▸ **Written request**
Copy nothing before the line that contains "Parse this screenshot: output"; from there, transcribe each line exactly through the end of the material, omitting pictures.

+++ Dataset extract +++

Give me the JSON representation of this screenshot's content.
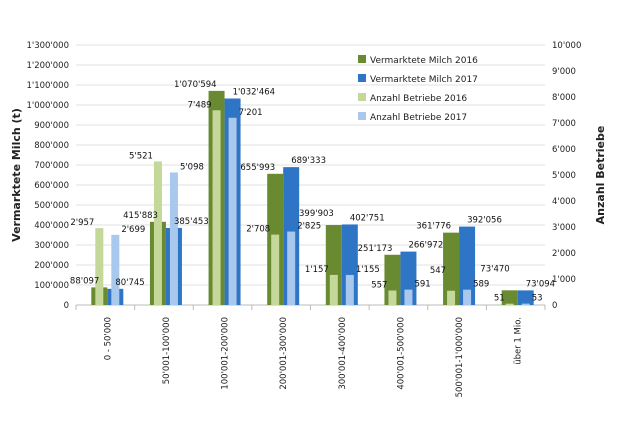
{
  "chart_data": {
    "type": "bar",
    "categories": [
      "0 - 50'000",
      "50'001-100'000",
      "100'001-200'000",
      "200'001-300'000",
      "300'001-400'000",
      "400'001-500'000",
      "500'001-1'000'000",
      "über 1 Mio."
    ],
    "series": [
      {
        "name": "Vermarktete Milch 2016",
        "axis": "left",
        "color": "#6a8a32",
        "values": [
          88097,
          415883,
          1070594,
          655993,
          399903,
          251173,
          361776,
          73470
        ],
        "labels": [
          "88'097",
          "415'883",
          "1'070'594",
          "655'993",
          "399'903",
          "251'173",
          "361'776",
          "73'470"
        ]
      },
      {
        "name": "Vermarktete Milch 2017",
        "axis": "left",
        "color": "#2e75c6",
        "values": [
          80745,
          385453,
          1032464,
          689333,
          402751,
          266972,
          392056,
          73094
        ],
        "labels": [
          "80'745",
          "385'453",
          "1'032'464",
          "689'333",
          "402'751",
          "266'972",
          "392'056",
          "73'094"
        ]
      },
      {
        "name": "Anzahl Betriebe 2016",
        "axis": "right",
        "color": "#c4d89a",
        "values": [
          2957,
          5521,
          7489,
          2708,
          1157,
          557,
          547,
          51
        ],
        "labels": [
          "2'957",
          "5'521",
          "7'489",
          "2'708",
          "1'157",
          "557",
          "547",
          "51"
        ]
      },
      {
        "name": "Anzahl Betriebe 2017",
        "axis": "right",
        "color": "#a9c8ee",
        "values": [
          2699,
          5098,
          7201,
          2825,
          1155,
          591,
          589,
          53
        ],
        "labels": [
          "2'699",
          "5'098",
          "7'201",
          "2'825",
          "1'155",
          "591",
          "589",
          "53"
        ]
      }
    ],
    "ylabel": "Vermarktete Milch (t)",
    "y2label": "Anzahl Betriebe",
    "ylim": [
      0,
      1300000
    ],
    "y2lim": [
      0,
      10000
    ],
    "yticks": [
      "0",
      "100'000",
      "200'000",
      "300'000",
      "400'000",
      "500'000",
      "600'000",
      "700'000",
      "800'000",
      "900'000",
      "1'000'000",
      "1'100'000",
      "1'200'000",
      "1'300'000"
    ],
    "y2ticks": [
      "0",
      "1'000",
      "2'000",
      "3'000",
      "4'000",
      "5'000",
      "6'000",
      "7'000",
      "8'000",
      "9'000",
      "10'000"
    ],
    "grid": true,
    "legend": "top-right"
  }
}
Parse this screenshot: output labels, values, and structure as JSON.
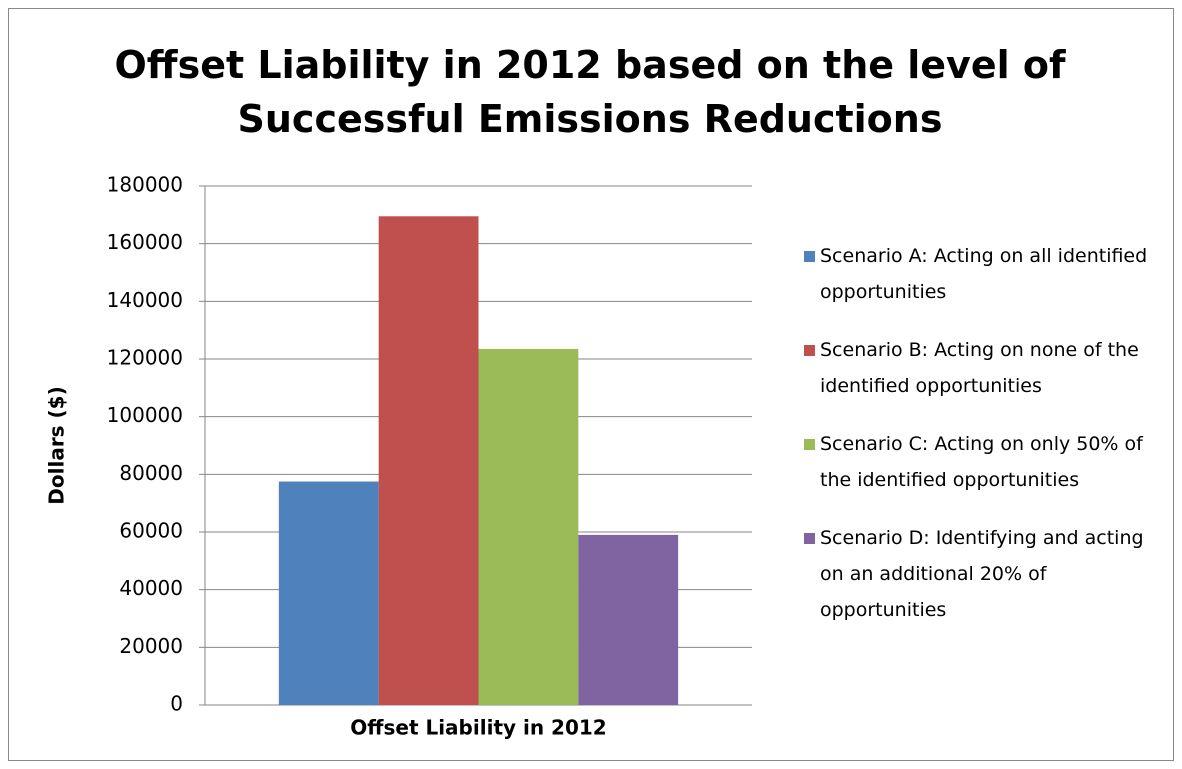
{
  "chart_data": {
    "type": "bar",
    "title": "Offset Liability in 2012 based on the level of Successful Emissions Reductions",
    "y_label": "Dollars ($)",
    "categories": [
      "Offset Liability in 2012"
    ],
    "series": [
      {
        "name": "Scenario A: Acting on all identified opportunities",
        "color": "#4f81bd",
        "values": [
          77500
        ]
      },
      {
        "name": "Scenario B: Acting on none of the identified opportunities",
        "color": "#c0504d",
        "values": [
          169500
        ]
      },
      {
        "name": "Scenario C: Acting on only 50% of the identified opportunities",
        "color": "#9bbb59",
        "values": [
          123500
        ]
      },
      {
        "name": "Scenario D: Identifying and acting on an additional 20% of opportunities",
        "color": "#8064a2",
        "values": [
          59000
        ]
      }
    ],
    "ylim": [
      0,
      180000
    ],
    "yticks": [
      0,
      20000,
      40000,
      60000,
      80000,
      100000,
      120000,
      140000,
      160000,
      180000
    ],
    "grid": true,
    "legend": "right"
  }
}
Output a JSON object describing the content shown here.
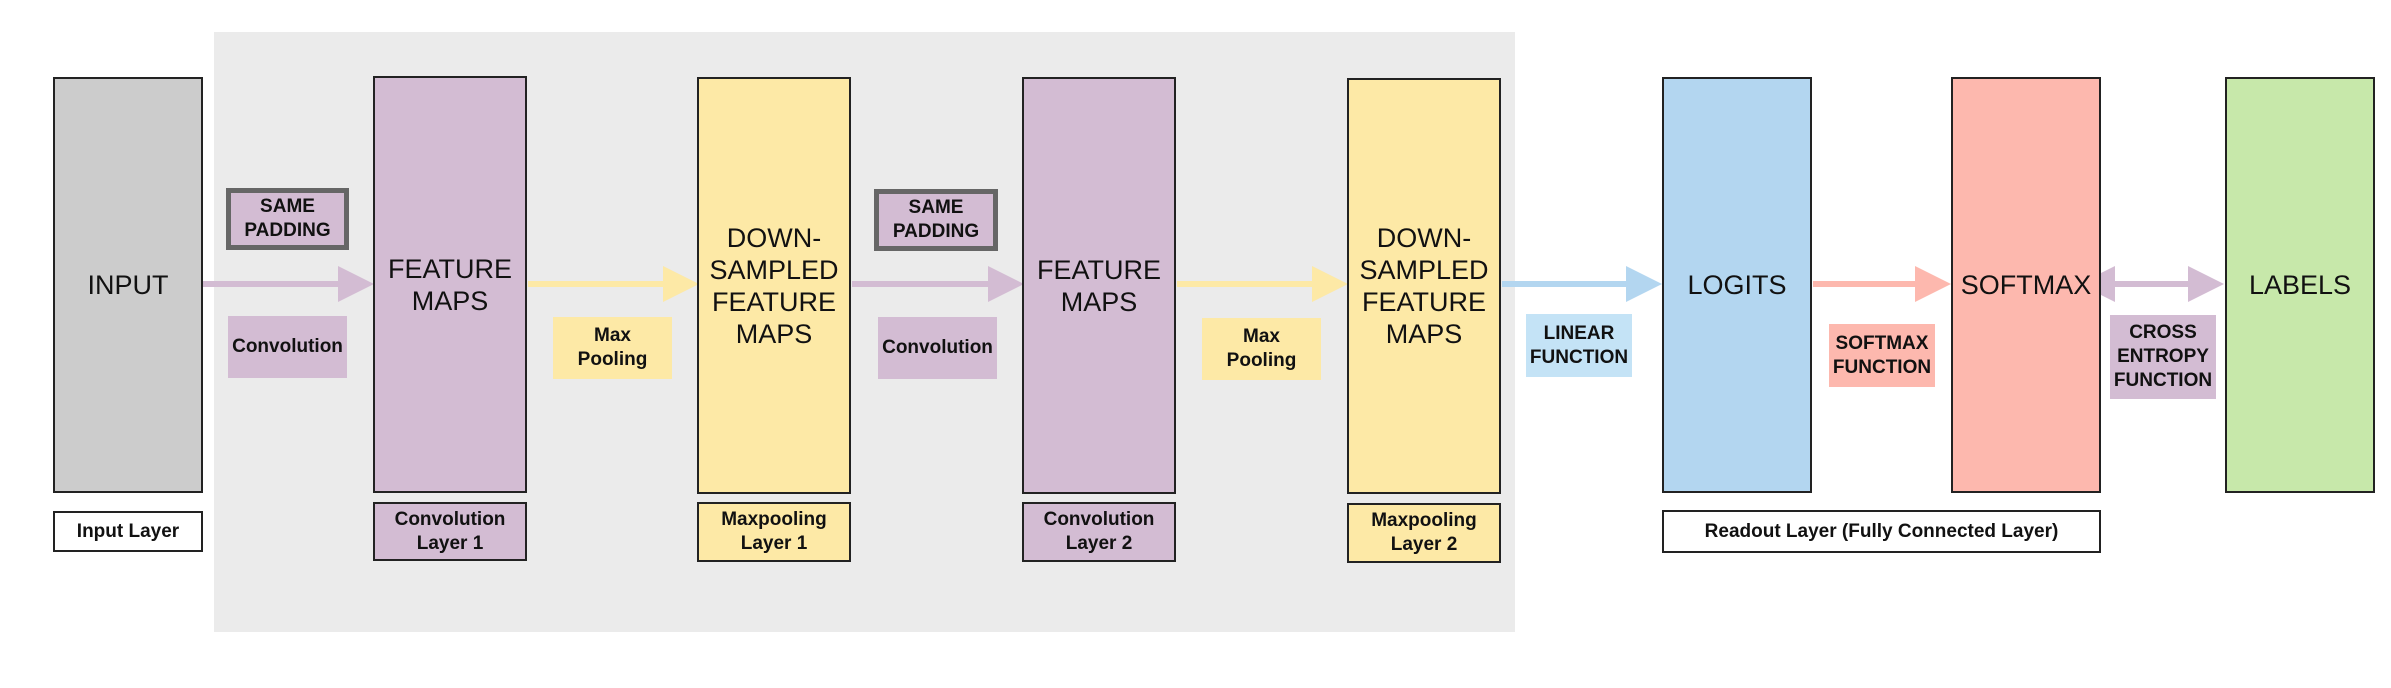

+++

▸ **Result below**
Parse this screenshot: output labels, values, and structure as JSON.
{
  "chart_data": {
    "type": "bar",
    "title": "Offset Liability in 2012 based on the level of Successful Emissions Reductions",
    "y_label": "Dollars ($)",
    "categories": [
      "Offset Liability in 2012"
    ],
    "series": [
      {
        "name": "Scenario A: Acting on all identified opportunities",
        "color": "#4f81bd",
        "values": [
          77500
        ]
      },
      {
        "name": "Scenario B: Acting on none of the identified opportunities",
        "color": "#c0504d",
        "values": [
          169500
        ]
      },
      {
        "name": "Scenario C: Acting on only 50% of the identified opportunities",
        "color": "#9bbb59",
        "values": [
          123500
        ]
      },
      {
        "name": "Scenario D: Identifying and acting on an additional 20% of opportunities",
        "color": "#8064a2",
        "values": [
          59000
        ]
      }
    ],
    "ylim": [
      0,
      180000
    ],
    "yticks": [
      0,
      20000,
      40000,
      60000,
      80000,
      100000,
      120000,
      140000,
      160000,
      180000
    ],
    "grid": true,
    "legend": "right"
  }
}
Output a JSON object describing the content shown here.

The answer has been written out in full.